Begin Available records

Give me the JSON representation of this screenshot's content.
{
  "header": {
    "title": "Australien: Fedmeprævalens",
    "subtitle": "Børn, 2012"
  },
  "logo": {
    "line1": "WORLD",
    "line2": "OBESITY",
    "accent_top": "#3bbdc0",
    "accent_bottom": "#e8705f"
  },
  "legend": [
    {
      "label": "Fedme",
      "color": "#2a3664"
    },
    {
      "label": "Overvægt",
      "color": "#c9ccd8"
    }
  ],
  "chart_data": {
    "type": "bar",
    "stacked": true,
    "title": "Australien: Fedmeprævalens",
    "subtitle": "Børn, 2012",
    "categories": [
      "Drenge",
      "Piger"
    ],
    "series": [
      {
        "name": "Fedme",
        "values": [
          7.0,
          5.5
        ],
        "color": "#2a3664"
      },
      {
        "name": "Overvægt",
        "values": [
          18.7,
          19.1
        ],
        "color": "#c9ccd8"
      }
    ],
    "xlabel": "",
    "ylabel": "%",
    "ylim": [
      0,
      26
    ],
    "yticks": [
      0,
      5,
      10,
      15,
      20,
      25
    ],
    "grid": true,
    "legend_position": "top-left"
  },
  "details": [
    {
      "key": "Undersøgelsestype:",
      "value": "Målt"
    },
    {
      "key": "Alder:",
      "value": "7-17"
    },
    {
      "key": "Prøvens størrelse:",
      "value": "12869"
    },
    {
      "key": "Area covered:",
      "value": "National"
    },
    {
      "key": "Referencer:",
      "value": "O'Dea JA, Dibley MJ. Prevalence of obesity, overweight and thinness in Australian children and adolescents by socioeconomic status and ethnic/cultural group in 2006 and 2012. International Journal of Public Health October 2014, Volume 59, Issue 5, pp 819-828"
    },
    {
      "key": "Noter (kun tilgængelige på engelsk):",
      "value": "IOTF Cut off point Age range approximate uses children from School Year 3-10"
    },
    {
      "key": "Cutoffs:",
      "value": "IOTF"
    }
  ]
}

End Available records

### Work to be completed:
All of the entries above should be written out again exactly.

### Output below:
Give me the JSON representation of this screenshot's content.
{
  "header": {
    "title": "Australien: Fedmeprævalens",
    "subtitle": "Børn, 2012"
  },
  "logo": {
    "line1": "WORLD",
    "line2": "OBESITY",
    "accent_top": "#3bbdc0",
    "accent_bottom": "#e8705f"
  },
  "legend": [
    {
      "label": "Fedme",
      "color": "#2a3664"
    },
    {
      "label": "Overvægt",
      "color": "#c9ccd8"
    }
  ],
  "chart_data": {
    "type": "bar",
    "stacked": true,
    "title": "Australien: Fedmeprævalens",
    "subtitle": "Børn, 2012",
    "categories": [
      "Drenge",
      "Piger"
    ],
    "series": [
      {
        "name": "Fedme",
        "values": [
          7.0,
          5.5
        ],
        "color": "#2a3664"
      },
      {
        "name": "Overvægt",
        "values": [
          18.7,
          19.1
        ],
        "color": "#c9ccd8"
      }
    ],
    "xlabel": "",
    "ylabel": "%",
    "ylim": [
      0,
      26
    ],
    "yticks": [
      0,
      5,
      10,
      15,
      20,
      25
    ],
    "grid": true,
    "legend_position": "top-left"
  },
  "details": [
    {
      "key": "Undersøgelsestype:",
      "value": "Målt"
    },
    {
      "key": "Alder:",
      "value": "7-17"
    },
    {
      "key": "Prøvens størrelse:",
      "value": "12869"
    },
    {
      "key": "Area covered:",
      "value": "National"
    },
    {
      "key": "Referencer:",
      "value": "O'Dea JA, Dibley MJ. Prevalence of obesity, overweight and thinness in Australian children and adolescents by socioeconomic status and ethnic/cultural group in 2006 and 2012. International Journal of Public Health October 2014, Volume 59, Issue 5, pp 819-828"
    },
    {
      "key": "Noter (kun tilgængelige på engelsk):",
      "value": "IOTF Cut off point Age range approximate uses children from School Year 3-10"
    },
    {
      "key": "Cutoffs:",
      "value": "IOTF"
    }
  ]
}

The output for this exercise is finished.